§ **Stated problem**
Pull out all lines from the listing below in which the word "İçerik" appears.

═══ Recorded data

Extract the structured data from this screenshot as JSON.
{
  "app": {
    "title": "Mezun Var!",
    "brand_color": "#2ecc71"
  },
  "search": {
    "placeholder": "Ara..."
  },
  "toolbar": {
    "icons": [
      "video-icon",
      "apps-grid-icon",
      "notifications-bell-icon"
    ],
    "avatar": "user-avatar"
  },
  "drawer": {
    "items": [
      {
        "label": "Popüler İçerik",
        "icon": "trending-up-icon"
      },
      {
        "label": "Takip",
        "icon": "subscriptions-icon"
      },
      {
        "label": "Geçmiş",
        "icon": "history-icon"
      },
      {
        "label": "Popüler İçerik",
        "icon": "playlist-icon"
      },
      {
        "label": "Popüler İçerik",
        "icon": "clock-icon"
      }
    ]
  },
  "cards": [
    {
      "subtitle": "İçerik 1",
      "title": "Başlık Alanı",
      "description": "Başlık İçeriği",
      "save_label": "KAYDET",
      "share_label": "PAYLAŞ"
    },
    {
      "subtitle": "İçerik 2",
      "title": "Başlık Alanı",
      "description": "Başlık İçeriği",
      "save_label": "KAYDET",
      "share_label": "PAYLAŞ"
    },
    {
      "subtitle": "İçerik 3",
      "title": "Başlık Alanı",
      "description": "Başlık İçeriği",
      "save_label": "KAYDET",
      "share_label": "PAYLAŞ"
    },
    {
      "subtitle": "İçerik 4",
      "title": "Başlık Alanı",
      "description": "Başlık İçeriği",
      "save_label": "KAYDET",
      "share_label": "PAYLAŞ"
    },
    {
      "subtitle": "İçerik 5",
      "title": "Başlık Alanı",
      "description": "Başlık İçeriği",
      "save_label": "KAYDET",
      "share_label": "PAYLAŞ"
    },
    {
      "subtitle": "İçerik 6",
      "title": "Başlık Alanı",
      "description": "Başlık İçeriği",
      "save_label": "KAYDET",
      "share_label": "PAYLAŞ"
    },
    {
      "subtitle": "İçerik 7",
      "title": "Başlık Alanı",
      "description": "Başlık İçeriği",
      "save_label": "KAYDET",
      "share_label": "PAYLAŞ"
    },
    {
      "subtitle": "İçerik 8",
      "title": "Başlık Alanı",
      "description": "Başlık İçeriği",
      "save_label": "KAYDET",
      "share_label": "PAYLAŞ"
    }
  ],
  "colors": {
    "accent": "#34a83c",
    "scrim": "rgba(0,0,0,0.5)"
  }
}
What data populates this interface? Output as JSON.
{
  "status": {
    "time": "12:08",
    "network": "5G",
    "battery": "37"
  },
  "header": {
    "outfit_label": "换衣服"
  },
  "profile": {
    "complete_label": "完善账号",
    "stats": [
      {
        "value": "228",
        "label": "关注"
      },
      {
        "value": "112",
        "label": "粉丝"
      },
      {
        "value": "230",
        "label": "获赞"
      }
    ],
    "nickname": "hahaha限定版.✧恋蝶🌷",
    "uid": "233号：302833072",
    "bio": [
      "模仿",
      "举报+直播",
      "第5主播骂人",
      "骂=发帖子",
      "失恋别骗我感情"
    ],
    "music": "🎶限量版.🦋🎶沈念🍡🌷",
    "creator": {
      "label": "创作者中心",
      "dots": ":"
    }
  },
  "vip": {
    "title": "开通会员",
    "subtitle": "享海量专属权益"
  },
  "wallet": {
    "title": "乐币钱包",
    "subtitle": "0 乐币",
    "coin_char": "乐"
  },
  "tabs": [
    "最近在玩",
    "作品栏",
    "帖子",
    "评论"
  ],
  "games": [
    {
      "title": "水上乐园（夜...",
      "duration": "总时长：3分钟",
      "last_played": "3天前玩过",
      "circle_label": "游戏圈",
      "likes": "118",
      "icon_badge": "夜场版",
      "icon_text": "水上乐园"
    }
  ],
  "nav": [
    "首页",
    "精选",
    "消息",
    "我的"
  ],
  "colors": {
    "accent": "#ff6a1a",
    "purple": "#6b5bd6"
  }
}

══════

§ **Written reply**
        "label": "Popüler İçerik",
        "label": "Popüler İçerik",
        "label": "Popüler İçerik",
      "subtitle": "İçerik 1",
      "subtitle": "İçerik 2",
      "subtitle": "İçerik 3",
      "subtitle": "İçerik 4",
      "subtitle": "İçerik 5",
      "subtitle": "İçerik 6",
      "subtitle": "İçerik 7",
      "subtitle": "İçerik 8",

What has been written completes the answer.